REQUIRED WORK: Gather up every line from the entries below that uses the word "Change".

**** DATA TO USE

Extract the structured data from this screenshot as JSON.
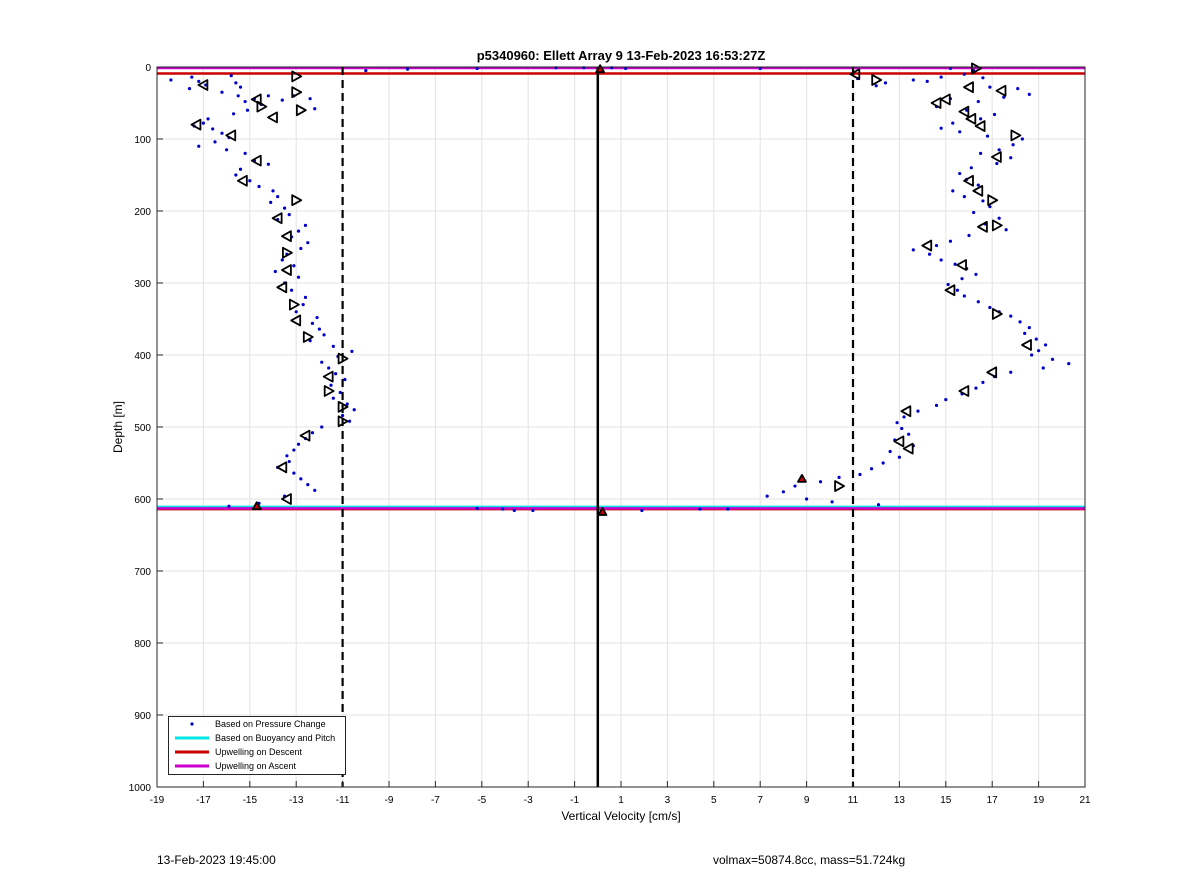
{
  "chart_data": {
    "type": "scatter",
    "title": "p5340960: Ellett Array 9 13-Feb-2023 16:53:27Z",
    "xlabel": "Vertical Velocity [cm/s]",
    "ylabel": "Depth [m]",
    "xlim": [
      -19,
      21
    ],
    "ylim": [
      0,
      1000
    ],
    "y_reversed": true,
    "grid": true,
    "xticks": [
      -19,
      -17,
      -15,
      -13,
      -11,
      -9,
      -7,
      -5,
      -3,
      -1,
      1,
      3,
      5,
      7,
      9,
      11,
      13,
      15,
      17,
      19,
      21
    ],
    "yticks": [
      0,
      100,
      200,
      300,
      400,
      500,
      600,
      700,
      800,
      900,
      1000
    ],
    "legend_position": "bottom-left",
    "legend": [
      {
        "label": "Based on Pressure Change",
        "color": "#0000cc",
        "kind": "dot"
      },
      {
        "label": "Based on Buoyancy and Pitch",
        "color": "#00e5e5",
        "kind": "line"
      },
      {
        "label": "Upwelling on Descent",
        "color": "#cc0000",
        "kind": "line"
      },
      {
        "label": "Upwelling on Ascent",
        "color": "#cc00cc",
        "kind": "line"
      }
    ],
    "reference_lines": [
      {
        "x": 0,
        "style": "solid",
        "color": "#000000"
      },
      {
        "x": -11,
        "style": "dashed",
        "color": "#000000"
      },
      {
        "x": 11,
        "style": "dashed",
        "color": "#000000"
      }
    ],
    "series": [
      {
        "name": "Based on Pressure Change",
        "descent_points": [
          [
            -18.4,
            18
          ],
          [
            -17.5,
            14
          ],
          [
            -17.2,
            20
          ],
          [
            -16.9,
            25
          ],
          [
            -17.6,
            30
          ],
          [
            -15.8,
            12
          ],
          [
            -15.6,
            22
          ],
          [
            -15.4,
            28
          ],
          [
            -16.2,
            35
          ],
          [
            -15.5,
            40
          ],
          [
            -15.2,
            48
          ],
          [
            -14.8,
            44
          ],
          [
            -14.2,
            40
          ],
          [
            -13.6,
            46
          ],
          [
            -13.1,
            40
          ],
          [
            -12.4,
            44
          ],
          [
            -12.2,
            58
          ],
          [
            -14.5,
            52
          ],
          [
            -15.1,
            60
          ],
          [
            -15.7,
            65
          ],
          [
            -16.8,
            72
          ],
          [
            -17.0,
            78
          ],
          [
            -17.4,
            82
          ],
          [
            -16.6,
            86
          ],
          [
            -16.2,
            92
          ],
          [
            -15.9,
            98
          ],
          [
            -16.5,
            104
          ],
          [
            -17.2,
            110
          ],
          [
            -16.0,
            115
          ],
          [
            -15.2,
            120
          ],
          [
            -14.8,
            130
          ],
          [
            -14.2,
            135
          ],
          [
            -15.4,
            142
          ],
          [
            -15.6,
            150
          ],
          [
            -15.0,
            158
          ],
          [
            -14.6,
            166
          ],
          [
            -14.0,
            172
          ],
          [
            -13.8,
            180
          ],
          [
            -14.1,
            188
          ],
          [
            -13.5,
            196
          ],
          [
            -13.3,
            205
          ],
          [
            -13.8,
            212
          ],
          [
            -12.6,
            220
          ],
          [
            -12.9,
            228
          ],
          [
            -13.2,
            236
          ],
          [
            -12.5,
            244
          ],
          [
            -12.8,
            252
          ],
          [
            -13.4,
            260
          ],
          [
            -13.6,
            268
          ],
          [
            -13.1,
            276
          ],
          [
            -13.9,
            284
          ],
          [
            -12.9,
            292
          ],
          [
            -13.5,
            300
          ],
          [
            -13.2,
            310
          ],
          [
            -12.6,
            320
          ],
          [
            -12.7,
            330
          ],
          [
            -13.0,
            340
          ],
          [
            -12.1,
            348
          ],
          [
            -12.3,
            356
          ],
          [
            -12.0,
            364
          ],
          [
            -11.8,
            372
          ],
          [
            -12.4,
            380
          ],
          [
            -11.4,
            388
          ],
          [
            -10.6,
            395
          ],
          [
            -11.2,
            402
          ],
          [
            -11.9,
            410
          ],
          [
            -11.6,
            418
          ],
          [
            -11.3,
            426
          ],
          [
            -10.9,
            434
          ],
          [
            -11.5,
            442
          ],
          [
            -11.1,
            452
          ],
          [
            -11.4,
            460
          ],
          [
            -10.8,
            468
          ],
          [
            -10.5,
            476
          ],
          [
            -11.0,
            484
          ],
          [
            -10.7,
            492
          ],
          [
            -11.9,
            500
          ],
          [
            -12.3,
            508
          ],
          [
            -12.6,
            516
          ],
          [
            -12.9,
            524
          ],
          [
            -13.1,
            532
          ],
          [
            -13.4,
            540
          ],
          [
            -13.3,
            548
          ],
          [
            -13.8,
            556
          ],
          [
            -13.1,
            564
          ],
          [
            -12.8,
            572
          ],
          [
            -12.5,
            580
          ],
          [
            -12.2,
            588
          ],
          [
            -13.5,
            596
          ],
          [
            -14.6,
            606
          ],
          [
            -15.9,
            610
          ],
          [
            -8.2,
            3
          ],
          [
            -10.0,
            5
          ],
          [
            -5.2,
            2
          ],
          [
            -1.8,
            1
          ],
          [
            -0.6,
            1
          ]
        ],
        "ascent_points": [
          [
            15.2,
            2
          ],
          [
            16.2,
            5
          ],
          [
            15.8,
            10
          ],
          [
            16.6,
            15
          ],
          [
            14.8,
            14
          ],
          [
            14.2,
            20
          ],
          [
            13.6,
            18
          ],
          [
            12.4,
            22
          ],
          [
            12.0,
            26
          ],
          [
            11.2,
            16
          ],
          [
            16.9,
            28
          ],
          [
            18.1,
            30
          ],
          [
            18.6,
            38
          ],
          [
            17.5,
            42
          ],
          [
            16.4,
            48
          ],
          [
            15.2,
            44
          ],
          [
            14.6,
            55
          ],
          [
            15.9,
            60
          ],
          [
            17.1,
            66
          ],
          [
            16.5,
            72
          ],
          [
            15.3,
            78
          ],
          [
            14.8,
            85
          ],
          [
            15.6,
            90
          ],
          [
            16.8,
            96
          ],
          [
            18.3,
            100
          ],
          [
            17.9,
            108
          ],
          [
            17.3,
            115
          ],
          [
            16.5,
            120
          ],
          [
            17.8,
            126
          ],
          [
            17.2,
            134
          ],
          [
            16.1,
            140
          ],
          [
            15.6,
            148
          ],
          [
            15.9,
            156
          ],
          [
            16.4,
            164
          ],
          [
            15.3,
            172
          ],
          [
            15.8,
            180
          ],
          [
            16.6,
            186
          ],
          [
            16.9,
            194
          ],
          [
            16.2,
            202
          ],
          [
            17.3,
            210
          ],
          [
            16.7,
            218
          ],
          [
            17.6,
            226
          ],
          [
            16.0,
            234
          ],
          [
            15.2,
            242
          ],
          [
            14.6,
            248
          ],
          [
            13.6,
            254
          ],
          [
            14.3,
            260
          ],
          [
            14.8,
            268
          ],
          [
            15.4,
            274
          ],
          [
            15.9,
            280
          ],
          [
            16.3,
            288
          ],
          [
            15.7,
            294
          ],
          [
            15.1,
            302
          ],
          [
            15.5,
            310
          ],
          [
            15.8,
            318
          ],
          [
            16.4,
            326
          ],
          [
            16.9,
            334
          ],
          [
            17.3,
            340
          ],
          [
            17.8,
            346
          ],
          [
            18.2,
            354
          ],
          [
            18.6,
            362
          ],
          [
            18.4,
            370
          ],
          [
            18.9,
            378
          ],
          [
            19.3,
            386
          ],
          [
            19.0,
            394
          ],
          [
            18.7,
            400
          ],
          [
            19.6,
            406
          ],
          [
            20.3,
            412
          ],
          [
            19.2,
            418
          ],
          [
            17.8,
            424
          ],
          [
            17.1,
            430
          ],
          [
            16.6,
            438
          ],
          [
            16.3,
            446
          ],
          [
            15.7,
            454
          ],
          [
            15.0,
            462
          ],
          [
            14.6,
            470
          ],
          [
            13.8,
            478
          ],
          [
            13.2,
            486
          ],
          [
            12.9,
            494
          ],
          [
            13.1,
            502
          ],
          [
            13.4,
            510
          ],
          [
            12.8,
            518
          ],
          [
            13.6,
            526
          ],
          [
            12.6,
            534
          ],
          [
            13.0,
            542
          ],
          [
            12.3,
            550
          ],
          [
            11.8,
            558
          ],
          [
            11.3,
            566
          ],
          [
            10.4,
            570
          ],
          [
            9.6,
            576
          ],
          [
            8.5,
            582
          ],
          [
            8.0,
            590
          ],
          [
            7.3,
            596
          ],
          [
            9.0,
            600
          ],
          [
            10.1,
            604
          ],
          [
            12.1,
            608
          ],
          [
            1.2,
            2
          ],
          [
            0.6,
            1
          ],
          [
            7.0,
            2
          ],
          [
            4.4,
            614
          ],
          [
            5.6,
            614
          ],
          [
            1.9,
            616
          ],
          [
            -3.6,
            616
          ],
          [
            -2.8,
            616
          ],
          [
            -4.1,
            614
          ],
          [
            -5.2,
            613
          ]
        ]
      },
      {
        "name": "Based on Buoyancy and Pitch",
        "lines": [
          {
            "depth": 611
          }
        ]
      },
      {
        "name": "Upwelling on Descent",
        "lines": [
          {
            "depth": 9
          },
          {
            "depth": 614
          }
        ]
      },
      {
        "name": "Upwelling on Ascent",
        "lines": [
          {
            "depth": 0
          },
          {
            "depth": 613
          }
        ]
      }
    ],
    "triangle_markers": [
      [
        -17.0,
        25,
        "left"
      ],
      [
        -13.0,
        13,
        "right"
      ],
      [
        -13.0,
        35,
        "right"
      ],
      [
        -14.7,
        45,
        "left"
      ],
      [
        -14.5,
        55,
        "right"
      ],
      [
        -12.8,
        60,
        "right"
      ],
      [
        -14.0,
        70,
        "left"
      ],
      [
        -17.3,
        80,
        "left"
      ],
      [
        -15.8,
        95,
        "left"
      ],
      [
        -14.7,
        130,
        "left"
      ],
      [
        -15.3,
        158,
        "left"
      ],
      [
        -13.0,
        185,
        "right"
      ],
      [
        -13.8,
        210,
        "left"
      ],
      [
        -13.4,
        235,
        "left"
      ],
      [
        -13.4,
        258,
        "right"
      ],
      [
        -13.4,
        282,
        "left"
      ],
      [
        -13.6,
        306,
        "left"
      ],
      [
        -13.1,
        330,
        "right"
      ],
      [
        -13.0,
        352,
        "left"
      ],
      [
        -12.5,
        375,
        "right"
      ],
      [
        -11.0,
        405,
        "right"
      ],
      [
        -11.6,
        430,
        "left"
      ],
      [
        -11.6,
        450,
        "right"
      ],
      [
        -11.0,
        472,
        "right"
      ],
      [
        -11.0,
        492,
        "right"
      ],
      [
        -12.6,
        512,
        "left"
      ],
      [
        -13.6,
        556,
        "left"
      ],
      [
        -13.4,
        600,
        "left"
      ],
      [
        -14.7,
        610,
        "up"
      ],
      [
        16.3,
        2,
        "right"
      ],
      [
        11.1,
        10,
        "left"
      ],
      [
        12.0,
        18,
        "right"
      ],
      [
        16.0,
        28,
        "left"
      ],
      [
        17.4,
        33,
        "left"
      ],
      [
        15.0,
        45,
        "left"
      ],
      [
        14.6,
        50,
        "left"
      ],
      [
        15.8,
        62,
        "left"
      ],
      [
        16.1,
        72,
        "left"
      ],
      [
        16.5,
        82,
        "left"
      ],
      [
        18.0,
        95,
        "right"
      ],
      [
        17.2,
        125,
        "left"
      ],
      [
        16.0,
        158,
        "left"
      ],
      [
        16.4,
        172,
        "left"
      ],
      [
        17.0,
        185,
        "right"
      ],
      [
        16.6,
        222,
        "left"
      ],
      [
        17.2,
        220,
        "right"
      ],
      [
        14.2,
        248,
        "left"
      ],
      [
        15.7,
        275,
        "left"
      ],
      [
        15.2,
        310,
        "left"
      ],
      [
        17.2,
        343,
        "right"
      ],
      [
        18.5,
        386,
        "left"
      ],
      [
        17.0,
        424,
        "left"
      ],
      [
        15.8,
        450,
        "left"
      ],
      [
        13.3,
        478,
        "left"
      ],
      [
        13.0,
        520,
        "left"
      ],
      [
        13.4,
        530,
        "left"
      ],
      [
        10.4,
        582,
        "right"
      ],
      [
        8.8,
        572,
        "up"
      ],
      [
        0.1,
        3,
        "up"
      ],
      [
        0.2,
        618,
        "up"
      ]
    ]
  },
  "footer": {
    "timestamp": "13-Feb-2023 19:45:00",
    "params": "volmax=50874.8cc, mass=51.724kg"
  }
}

********

EXERCISE OUTPUT:
        "label": "Based on Pressure Change",
        "name": "Based on Pressure Change",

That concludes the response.